Return all the data, word for word.
── Records for the task
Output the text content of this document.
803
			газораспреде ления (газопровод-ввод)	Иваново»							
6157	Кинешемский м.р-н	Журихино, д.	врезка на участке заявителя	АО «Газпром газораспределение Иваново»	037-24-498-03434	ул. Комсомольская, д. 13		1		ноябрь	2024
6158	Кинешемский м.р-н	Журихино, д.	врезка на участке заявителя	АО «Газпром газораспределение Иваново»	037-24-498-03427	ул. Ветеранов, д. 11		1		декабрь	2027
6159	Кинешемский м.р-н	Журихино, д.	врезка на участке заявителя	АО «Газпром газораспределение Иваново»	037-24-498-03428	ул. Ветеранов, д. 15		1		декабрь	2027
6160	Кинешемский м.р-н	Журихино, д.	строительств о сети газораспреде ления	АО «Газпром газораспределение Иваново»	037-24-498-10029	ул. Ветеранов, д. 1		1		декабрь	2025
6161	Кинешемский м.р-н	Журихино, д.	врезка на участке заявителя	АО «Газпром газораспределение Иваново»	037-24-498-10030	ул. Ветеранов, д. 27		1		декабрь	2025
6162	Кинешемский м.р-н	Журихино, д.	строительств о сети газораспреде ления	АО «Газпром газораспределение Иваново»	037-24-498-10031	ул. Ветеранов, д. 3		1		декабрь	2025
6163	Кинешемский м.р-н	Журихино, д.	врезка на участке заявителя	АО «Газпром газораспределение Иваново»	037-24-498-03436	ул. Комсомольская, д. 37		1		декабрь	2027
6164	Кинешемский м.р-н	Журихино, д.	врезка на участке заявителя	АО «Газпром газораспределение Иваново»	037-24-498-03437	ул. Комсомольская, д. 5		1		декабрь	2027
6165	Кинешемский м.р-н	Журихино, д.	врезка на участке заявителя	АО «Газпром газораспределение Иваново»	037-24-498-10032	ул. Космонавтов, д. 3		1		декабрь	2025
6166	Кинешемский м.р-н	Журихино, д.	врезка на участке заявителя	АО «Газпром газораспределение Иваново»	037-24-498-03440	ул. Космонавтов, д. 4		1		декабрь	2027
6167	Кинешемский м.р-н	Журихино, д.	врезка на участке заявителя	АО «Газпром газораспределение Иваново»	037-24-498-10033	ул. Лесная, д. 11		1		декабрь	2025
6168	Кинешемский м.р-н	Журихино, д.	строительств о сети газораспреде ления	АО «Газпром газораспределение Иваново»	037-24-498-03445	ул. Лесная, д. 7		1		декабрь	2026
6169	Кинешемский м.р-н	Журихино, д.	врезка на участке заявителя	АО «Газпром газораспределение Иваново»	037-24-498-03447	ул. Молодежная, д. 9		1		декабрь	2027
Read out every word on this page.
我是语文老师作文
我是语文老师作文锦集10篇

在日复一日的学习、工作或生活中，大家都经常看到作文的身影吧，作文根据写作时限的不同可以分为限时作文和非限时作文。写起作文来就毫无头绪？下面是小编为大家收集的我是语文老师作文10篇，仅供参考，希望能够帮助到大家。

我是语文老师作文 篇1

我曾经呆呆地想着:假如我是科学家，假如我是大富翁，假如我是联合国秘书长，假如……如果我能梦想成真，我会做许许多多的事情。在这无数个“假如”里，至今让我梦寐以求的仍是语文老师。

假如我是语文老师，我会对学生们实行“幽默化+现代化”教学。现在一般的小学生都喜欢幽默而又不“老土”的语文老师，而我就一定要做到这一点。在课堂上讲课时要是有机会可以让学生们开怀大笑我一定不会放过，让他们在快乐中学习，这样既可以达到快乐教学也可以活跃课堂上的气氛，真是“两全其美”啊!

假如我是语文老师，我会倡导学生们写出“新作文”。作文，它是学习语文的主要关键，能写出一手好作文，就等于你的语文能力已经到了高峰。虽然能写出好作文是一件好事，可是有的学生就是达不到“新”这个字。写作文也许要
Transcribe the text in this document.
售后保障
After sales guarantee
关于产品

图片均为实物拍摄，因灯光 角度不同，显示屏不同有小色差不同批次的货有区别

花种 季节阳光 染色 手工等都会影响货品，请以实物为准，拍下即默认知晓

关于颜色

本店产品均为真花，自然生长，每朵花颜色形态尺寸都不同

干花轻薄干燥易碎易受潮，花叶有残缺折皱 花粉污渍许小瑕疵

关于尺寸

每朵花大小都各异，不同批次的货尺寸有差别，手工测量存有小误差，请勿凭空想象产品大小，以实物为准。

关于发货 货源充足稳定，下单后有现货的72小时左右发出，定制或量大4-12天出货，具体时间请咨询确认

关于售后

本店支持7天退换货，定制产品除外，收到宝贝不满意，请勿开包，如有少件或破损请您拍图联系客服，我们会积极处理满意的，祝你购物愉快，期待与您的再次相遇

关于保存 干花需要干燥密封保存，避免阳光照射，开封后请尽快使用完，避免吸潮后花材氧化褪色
────
■ Solution to the problem:
Output the text content of this document.
803
			газораспреде ления (газопровод-ввод)	Иваново»							
6157	Кинешемский м.р-н	Журихино, д.	врезка на участке заявителя	АО «Газпром газораспределение Иваново»	037-24-498-03434	ул. Комсомольская, д. 13		1		ноябрь	2024
6158	Кинешемский м.р-н	Журихино, д.	врезка на участке заявителя	АО «Газпром газораспределение Иваново»	037-24-498-03427	ул. Ветеранов, д. 11		1		декабрь	2027
6159	Кинешемский м.р-н	Журихино, д.	врезка на участке заявителя	АО «Газпром газораспределение Иваново»	037-24-498-03428	ул. Ветеранов, д. 15		1		декабрь	2027
6160	Кинешемский м.р-н	Журихино, д.	строительств о сети газораспреде ления	АО «Газпром газораспределение Иваново»	037-24-498-10029	ул. Ветеранов, д. 1		1		декабрь	2025
6161	Кинешемский м.р-н	Журихино, д.	врезка на участке заявителя	АО «Газпром газораспределение Иваново»	037-24-498-10030	ул. Ветеранов, д. 27		1		декабрь	2025
6162	Кинешемский м.р-н	Журихино, д.	строительств о сети газораспреде ления	АО «Газпром газораспределение Иваново»	037-24-498-10031	ул. Ветеранов, д. 3		1		декабрь	2025
6163	Кинешемский м.р-н	Журихино, д.	врезка на участке заявителя	АО «Газпром газораспределение Иваново»	037-24-498-03436	ул. Комсомольская, д. 37		1		декабрь	2027
6164	Кинешемский м.р-н	Журихино, д.	врезка на участке заявителя	АО «Газпром газораспределение Иваново»	037-24-498-03437	ул. Комсомольская, д. 5		1		декабрь	2027
6165	Кинешемский м.р-н	Журихино, д.	врезка на участке заявителя	АО «Газпром газораспределение Иваново»	037-24-498-10032	ул. Космонавтов, д. 3		1		декабрь	2025
6166	Кинешемский м.р-н	Журихино, д.	врезка на участке заявителя	АО «Газпром газораспределение Иваново»	037-24-498-03440	ул. Космонавтов, д. 4		1		декабрь	2027
6167	Кинешемский м.р-н	Журихино, д.	врезка на участке заявителя	АО «Газпром газораспределение Иваново»	037-24-498-10033	ул. Лесная, д. 11		1		декабрь	2025
6168	Кинешемский м.р-н	Журихино, д.	строительств о сети газораспреде ления	АО «Газпром газораспределение Иваново»	037-24-498-03445	ул. Лесная, д. 7		1		декабрь	2026
6169	Кинешемский м.р-н	Журихино, д.	врезка на участке заявителя	АО «Газпром газораспределение Иваново»	037-24-498-03447	ул. Молодежная, д. 9		1		декабрь	2027
Read out every word on this page.
我是语文老师作文
我是语文老师作文锦集10篇

在日复一日的学习、工作或生活中，大家都经常看到作文的身影吧，作文根据写作时限的不同可以分为限时作文和非限时作文。写起作文来就毫无头绪？下面是小编为大家收集的我是语文老师作文10篇，仅供参考，希望能够帮助到大家。

我是语文老师作文 篇1

我曾经呆呆地想着:假如我是科学家，假如我是大富翁，假如我是联合国秘书长，假如……如果我能梦想成真，我会做许许多多的事情。在这无数个“假如”里，至今让我梦寐以求的仍是语文老师。

假如我是语文老师，我会对学生们实行“幽默化+现代化”教学。现在一般的小学生都喜欢幽默而又不“老土”的语文老师，而我就一定要做到这一点。在课堂上讲课时要是有机会可以让学生们开怀大笑我一定不会放过，让他们在快乐中学习，这样既可以达到快乐教学也可以活跃课堂上的气氛，真是“两全其美”啊!

假如我是语文老师，我会倡导学生们写出“新作文”。作文，它是学习语文的主要关键，能写出一手好作文，就等于你的语文能力已经到了高峰。虽然能写出好作文是一件好事，可是有的学生就是达不到“新”这个字。写作文也许要
Transcribe the text in this document.
售后保障
After sales guarantee
关于产品

图片均为实物拍摄，因灯光 角度不同，显示屏不同有小色差不同批次的货有区别

花种 季节阳光 染色 手工等都会影响货品，请以实物为准，拍下即默认知晓

关于颜色

本店产品均为真花，自然生长，每朵花颜色形态尺寸都不同

干花轻薄干燥易碎易受潮，花叶有残缺折皱 花粉污渍许小瑕疵

关于尺寸

每朵花大小都各异，不同批次的货尺寸有差别，手工测量存有小误差，请勿凭空想象产品大小，以实物为准。

关于发货 货源充足稳定，下单后有现货的72小时左右发出，定制或量大4-12天出货，具体时间请咨询确认

关于售后

本店支持7天退换货，定制产品除外，收到宝贝不满意，请勿开包，如有少件或破损请您拍图联系客服，我们会积极处理满意的，祝你购物愉快，期待与您的再次相遇

关于保存 干花需要干燥密封保存，避免阳光照射，开封后请尽快使用完，避免吸潮后花材氧化褪色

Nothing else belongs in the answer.